Material for this task:
--------------------

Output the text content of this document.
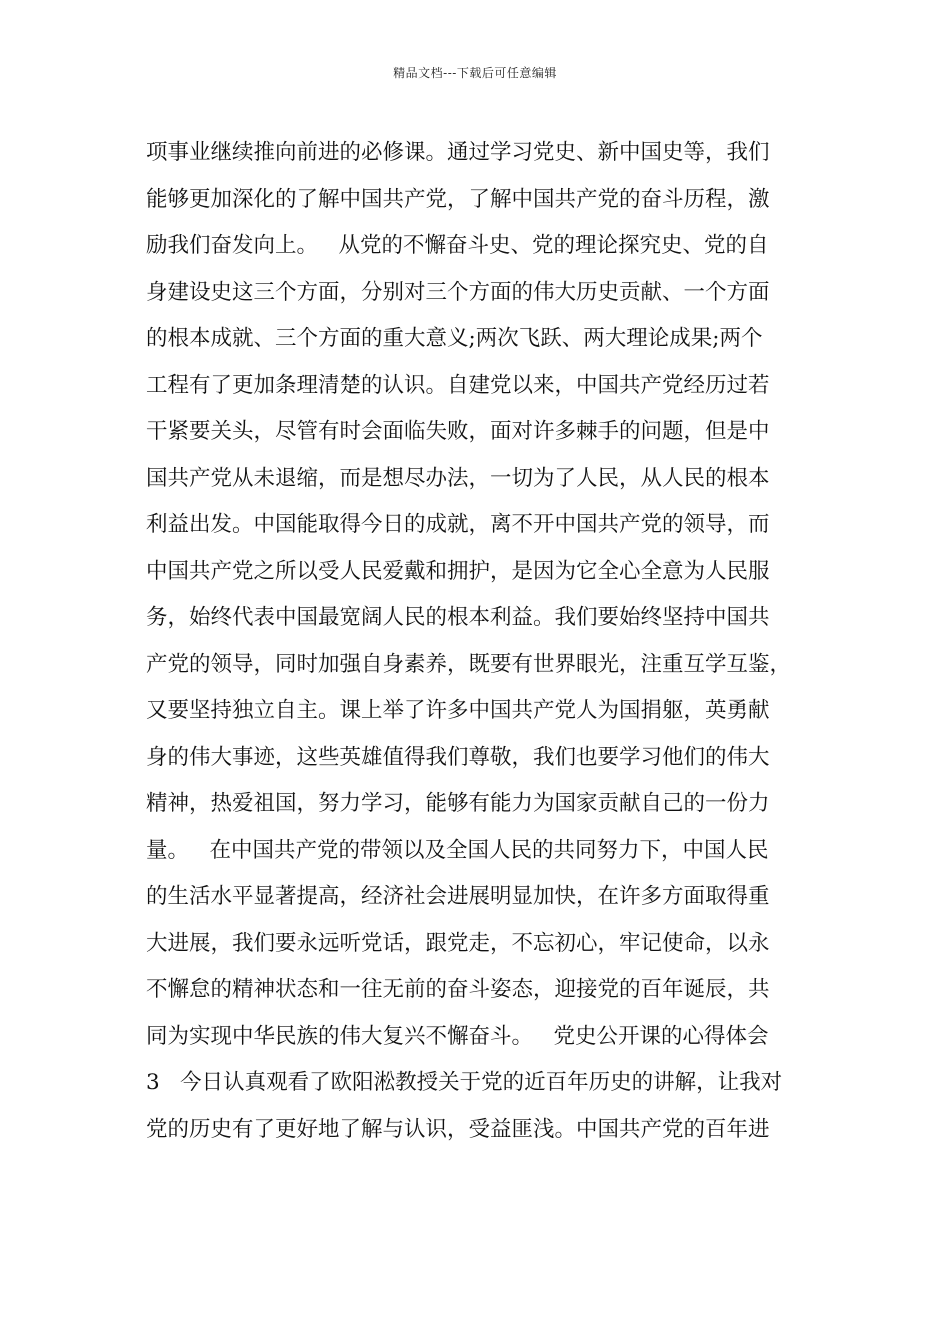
精品文档---下载后可任意编辑
项事业继续推向前进的必修课。通过学习党史、新中国史等，我们
能够更加深化的了解中国共产党，了解中国共产党的奋斗历程，激
励我们奋发向上。   从党的不懈奋斗史、党的理论探究史、党的自
身建设史这三个方面，分别对三个方面的伟大历史贡献、一个方面
的根本成就、三个方面的重大意义;两次飞跃、两大理论成果;两个
工程有了更加条理清楚的认识。自建党以来，中国共产党经历过若
干紧要关头，尽管有时会面临失败，面对许多棘手的问题，但是中
国共产党从未退缩，而是想尽办法，一切为了人民，从人民的根本
利益出发。中国能取得今日的成就，离不开中国共产党的领导，而
中国共产党之所以受人民爱戴和拥护，是因为它全心全意为人民服
务，始终代表中国最宽阔人民的根本利益。我们要始终坚持中国共
产党的领导，同时加强自身素养，既要有世界眼光，注重互学互鉴，
又要坚持独立自主。课上举了许多中国共产党人为国捐躯，英勇献
身的伟大事迹，这些英雄值得我们尊敬，我们也要学习他们的伟大
精神，热爱祖国，努力学习，能够有能力为国家贡献自己的一份力
量。   在中国共产党的带领以及全国人民的共同努力下，中国人民
的生活水平显著提高，经济社会进展明显加快，在许多方面取得重
大进展，我们要永远听党话，跟党走，不忘初心，牢记使命，以永
不懈怠的精神状态和一往无前的奋斗姿态，迎接党的百年诞辰，共
同为实现中华民族的伟大复兴不懈奋斗。   党史公开课的心得体会
3   今日认真观看了欧阳淞教授关于党的近百年历史的讲解，让我对
党的历史有了更好地了解与认识，受益匪浅。中国共产党的百年进
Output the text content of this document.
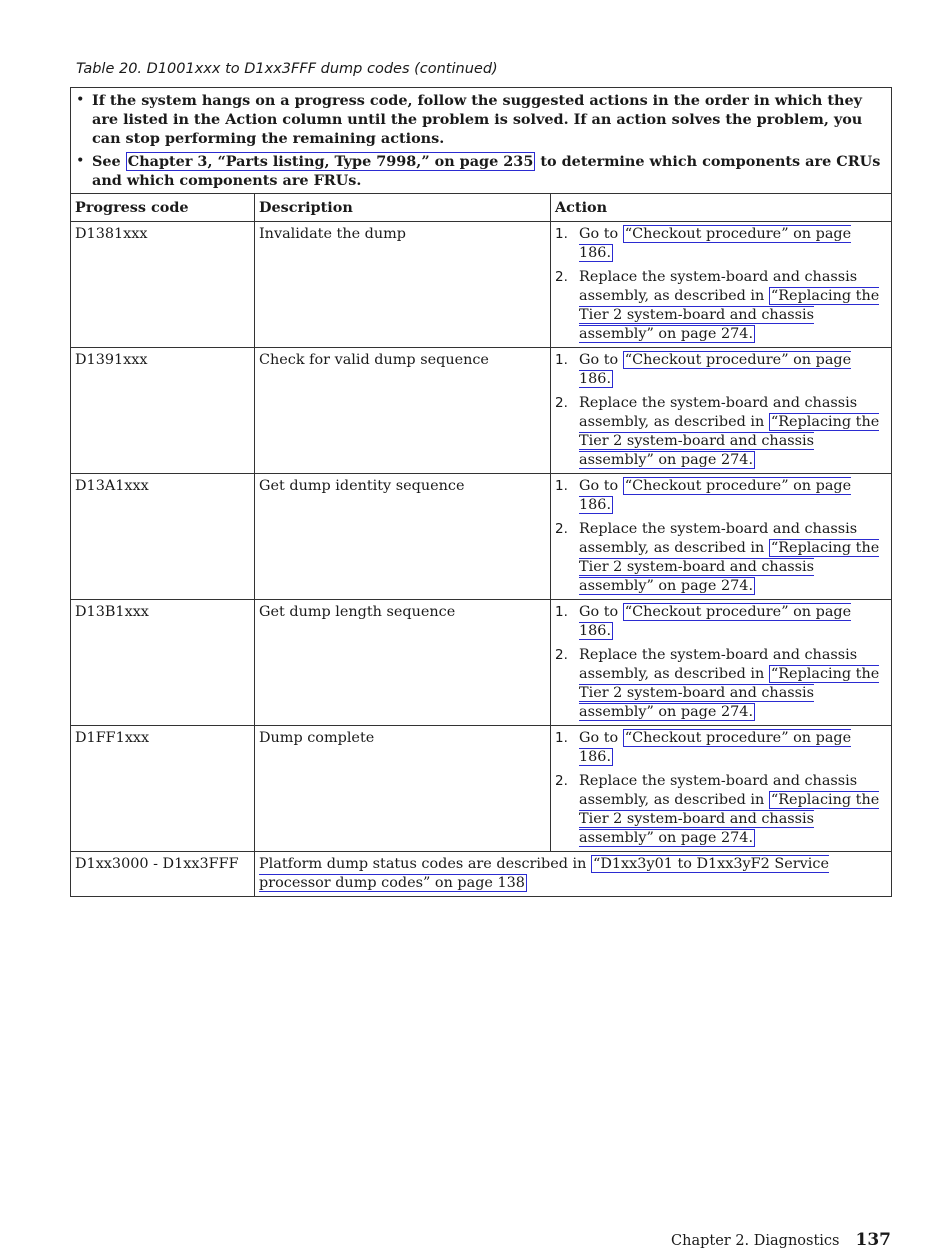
Table 20. D1001xxx to D1xx3FFF dump codes (continued)
• If the system hangs on a progress code, follow the suggested actions in the order in which they are listed in the Action column until the problem is solved. If an action solves the problem, you can stop performing the remaining actions.
• See Chapter 3, “Parts listing, Type 7998,” on page 235 to determine which components are CRUs and which components are FRUs.		

Progress code	Description	Action
D1381xxx	Invalidate the dump	1. Go to “Checkout procedure” on page 186.
2. Replace the system-board and chassis assembly, as described in “Replacing the Tier 2 system-board and chassis assembly” on page 274.

D1391xxx	Check for valid dump sequence	1. Go to “Checkout procedure” on page 186.
2. Replace the system-board and chassis assembly, as described in “Replacing the Tier 2 system-board and chassis assembly” on page 274.

D13A1xxx	Get dump identity sequence	1. Go to “Checkout procedure” on page 186.
2. Replace the system-board and chassis assembly, as described in “Replacing the Tier 2 system-board and chassis assembly” on page 274.

D13B1xxx	Get dump length sequence	1. Go to “Checkout procedure” on page 186.
2. Replace the system-board and chassis assembly, as described in “Replacing the Tier 2 system-board and chassis assembly” on page 274.

D1FF1xxx	Dump complete	1. Go to “Checkout procedure” on page 186.
2. Replace the system-board and chassis assembly, as described in “Replacing the Tier 2 system-board and chassis assembly” on page 274.

D1xx3000 - D1xx3FFF	Platform dump status codes are described in “D1xx3y01 to D1xx3yF2 Service processor dump codes” on page 138	
Chapter 2. Diagnostics 137
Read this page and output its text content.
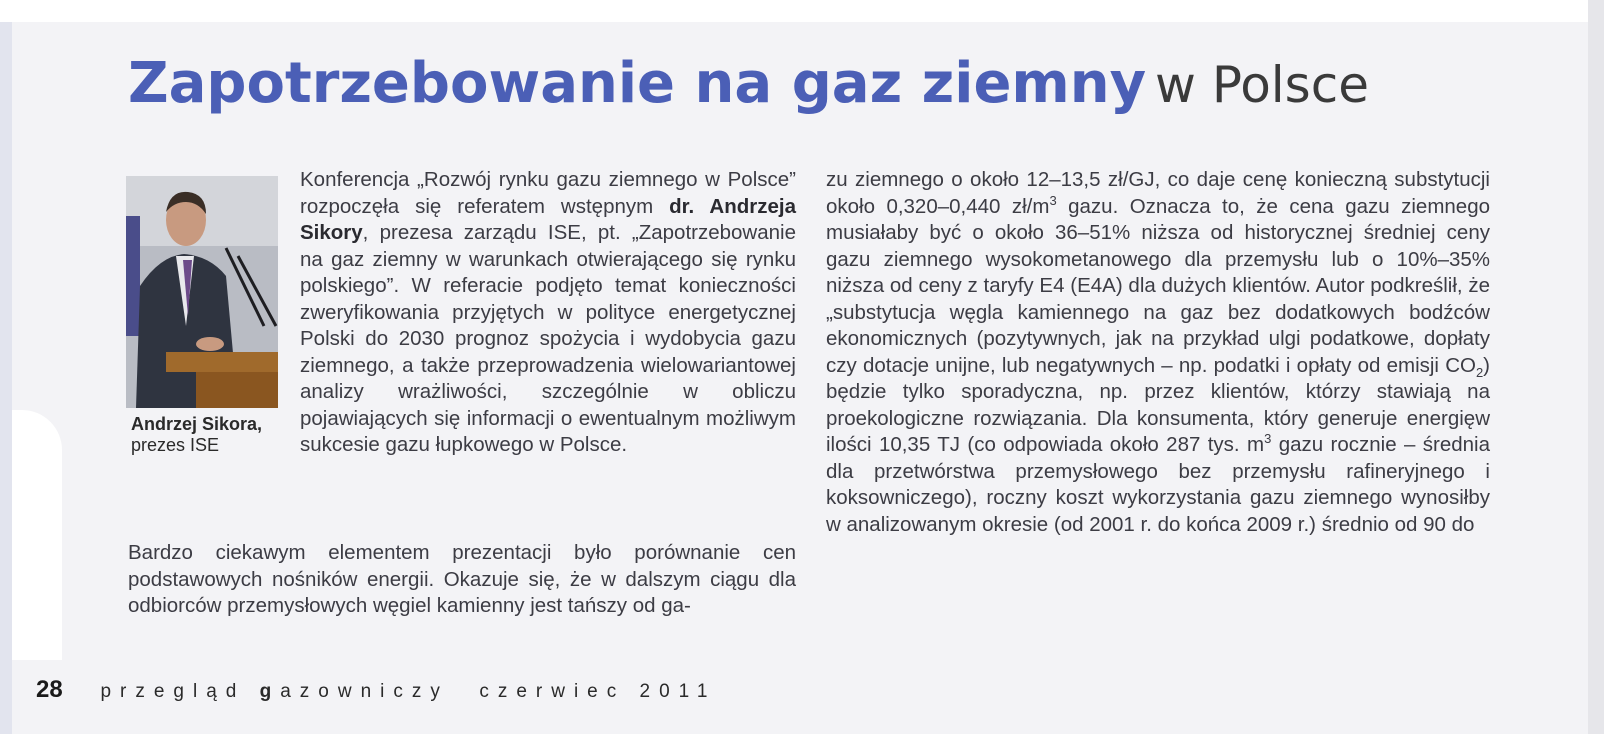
Zapotrzebowanie na gaz ziemny w Polsce
Andrzej Sikora,
prezes ISE

Konferencja „Rozwój rynku gazu ziemnego w Polsce” rozpoczęła się referatem wstępnym dr. Andrzeja Sikory, prezesa zarządu ISE, pt. „Zapotrzebowanie na gaz ziemny w warunkach otwierającego się rynku polskiego”. W referacie podjęto temat konieczności zweryfikowania przyjętych w polityce energetycznej Polski do 2030 prognoz spożycia i wydobycia gazu ziemnego, a także przeprowadzenia wielowariantowej analizy wrażliwości, szczególnie w obliczu pojawiających się informacji o ewentualnym możliwym sukcesie gazu łupkowego w Polsce.

Bardzo ciekawym elementem prezentacji było porównanie cen podstawowych nośników energii. Okazuje się, że w dalszym ciągu dla odbiorców przemysłowych węgiel kamienny jest tańszy od ga-

zu ziemnego o około 12–13,5 zł/GJ, co daje cenę konieczną substytucji około 0,320–0,440 $zł/m^3$ gazu. Oznacza to, że cena gazu ziemnego musiałaby być o około 36–51% niższa od historycznej średniej ceny gazu ziemnego wysokometanowego dla przemysłu lub o 10%–35% niższa od ceny z taryfy E4 (E4A) dla dużych klientów. Autor podkreślił, że „substytucja węgla kamiennego na gaz bez dodatkowych bodźców ekonomicznych (pozytywnych, jak na przykład ulgi podatkowe, dopłaty czy dotacje unijne, lub negatywnych – np. podatki i opłaty od emisji $CO_2$) będzie tylko sporadyczna, np. przez klientów, którzy stawiają na proekologiczne rozwiązania. Dla konsumenta, który generuje energięw ilości 10,35 TJ (co odpowiada około 287 tys. $m^3$ gazu rocznie – średnia dla przetwórstwa przemysłowego bez przemysłu rafineryjnego i koksowniczego), roczny koszt wykorzystania gazu ziemnego wynosiłby w analizowanym okresie (od 2001 r. do końca 2009 r.) średnio od 90 do

28 przegląd gazowniczy czerwiec 2011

--------------------

Goal of the exercise:
Would you set down the listing exactly, omitting pictures?

Correct output:
Output the text content of this document.
精品文档---下载后可任意编辑
项事业继续推向前进的必修课。通过学习党史、新中国史等，我们
能够更加深化的了解中国共产党，了解中国共产党的奋斗历程，激
励我们奋发向上。   从党的不懈奋斗史、党的理论探究史、党的自
身建设史这三个方面，分别对三个方面的伟大历史贡献、一个方面
的根本成就、三个方面的重大意义;两次飞跃、两大理论成果;两个
工程有了更加条理清楚的认识。自建党以来，中国共产党经历过若
干紧要关头，尽管有时会面临失败，面对许多棘手的问题，但是中
国共产党从未退缩，而是想尽办法，一切为了人民，从人民的根本
利益出发。中国能取得今日的成就，离不开中国共产党的领导，而
中国共产党之所以受人民爱戴和拥护，是因为它全心全意为人民服
务，始终代表中国最宽阔人民的根本利益。我们要始终坚持中国共
产党的领导，同时加强自身素养，既要有世界眼光，注重互学互鉴，
又要坚持独立自主。课上举了许多中国共产党人为国捐躯，英勇献
身的伟大事迹，这些英雄值得我们尊敬，我们也要学习他们的伟大
精神，热爱祖国，努力学习，能够有能力为国家贡献自己的一份力
量。   在中国共产党的带领以及全国人民的共同努力下，中国人民
的生活水平显著提高，经济社会进展明显加快，在许多方面取得重
大进展，我们要永远听党话，跟党走，不忘初心，牢记使命，以永
不懈怠的精神状态和一往无前的奋斗姿态，迎接党的百年诞辰，共
同为实现中华民族的伟大复兴不懈奋斗。   党史公开课的心得体会
3   今日认真观看了欧阳淞教授关于党的近百年历史的讲解，让我对
党的历史有了更好地了解与认识，受益匪浅。中国共产党的百年进
Output the text content of this document.
Table 20. D1001xxx to D1xx3FFF dump codes (continued)
• If the system hangs on a progress code, follow the suggested actions in the order in which they are listed in the Action column until the problem is solved. If an action solves the problem, you can stop performing the remaining actions.
• See Chapter 3, “Parts listing, Type 7998,” on page 235 to determine which components are CRUs and which components are FRUs.		

Progress code	Description	Action
D1381xxx	Invalidate the dump	1. Go to “Checkout procedure” on page 186.
2. Replace the system-board and chassis assembly, as described in “Replacing the Tier 2 system-board and chassis assembly” on page 274.

D1391xxx	Check for valid dump sequence	1. Go to “Checkout procedure” on page 186.
2. Replace the system-board and chassis assembly, as described in “Replacing the Tier 2 system-board and chassis assembly” on page 274.

D13A1xxx	Get dump identity sequence	1. Go to “Checkout procedure” on page 186.
2. Replace the system-board and chassis assembly, as described in “Replacing the Tier 2 system-board and chassis assembly” on page 274.

D13B1xxx	Get dump length sequence	1. Go to “Checkout procedure” on page 186.
2. Replace the system-board and chassis assembly, as described in “Replacing the Tier 2 system-board and chassis assembly” on page 274.

D1FF1xxx	Dump complete	1. Go to “Checkout procedure” on page 186.
2. Replace the system-board and chassis assembly, as described in “Replacing the Tier 2 system-board and chassis assembly” on page 274.

D1xx3000 - D1xx3FFF	Platform dump status codes are described in “D1xx3y01 to D1xx3yF2 Service processor dump codes” on page 138	
Chapter 2. Diagnostics 137
Read this page and output its text content.
Zapotrzebowanie na gaz ziemny w Polsce
Andrzej Sikora,
prezes ISE

Konferencja „Rozwój rynku gazu ziemnego w Polsce” rozpoczęła się referatem wstępnym dr. Andrzeja Sikory, prezesa zarządu ISE, pt. „Zapotrzebowanie na gaz ziemny w warunkach otwierającego się rynku polskiego”. W referacie podjęto temat konieczności zweryfikowania przyjętych w polityce energetycznej Polski do 2030 prognoz spożycia i wydobycia gazu ziemnego, a także przeprowadzenia wielowariantowej analizy wrażliwości, szczególnie w obliczu pojawiających się informacji o ewentualnym możliwym sukcesie gazu łupkowego w Polsce.

Bardzo ciekawym elementem prezentacji było porównanie cen podstawowych nośników energii. Okazuje się, że w dalszym ciągu dla odbiorców przemysłowych węgiel kamienny jest tańszy od ga-

zu ziemnego o około 12–13,5 zł/GJ, co daje cenę konieczną substytucji około 0,320–0,440 $zł/m^3$ gazu. Oznacza to, że cena gazu ziemnego musiałaby być o około 36–51% niższa od historycznej średniej ceny gazu ziemnego wysokometanowego dla przemysłu lub o 10%–35% niższa od ceny z taryfy E4 (E4A) dla dużych klientów. Autor podkreślił, że „substytucja węgla kamiennego na gaz bez dodatkowych bodźców ekonomicznych (pozytywnych, jak na przykład ulgi podatkowe, dopłaty czy dotacje unijne, lub negatywnych – np. podatki i opłaty od emisji $CO_2$) będzie tylko sporadyczna, np. przez klientów, którzy stawiają na proekologiczne rozwiązania. Dla konsumenta, który generuje energięw ilości 10,35 TJ (co odpowiada około 287 tys. $m^3$ gazu rocznie – średnia dla przetwórstwa przemysłowego bez przemysłu rafineryjnego i koksowniczego), roczny koszt wykorzystania gazu ziemnego wynosiłby w analizowanym okresie (od 2001 r. do końca 2009 r.) średnio od 90 do

28 przegląd gazowniczy czerwiec 2011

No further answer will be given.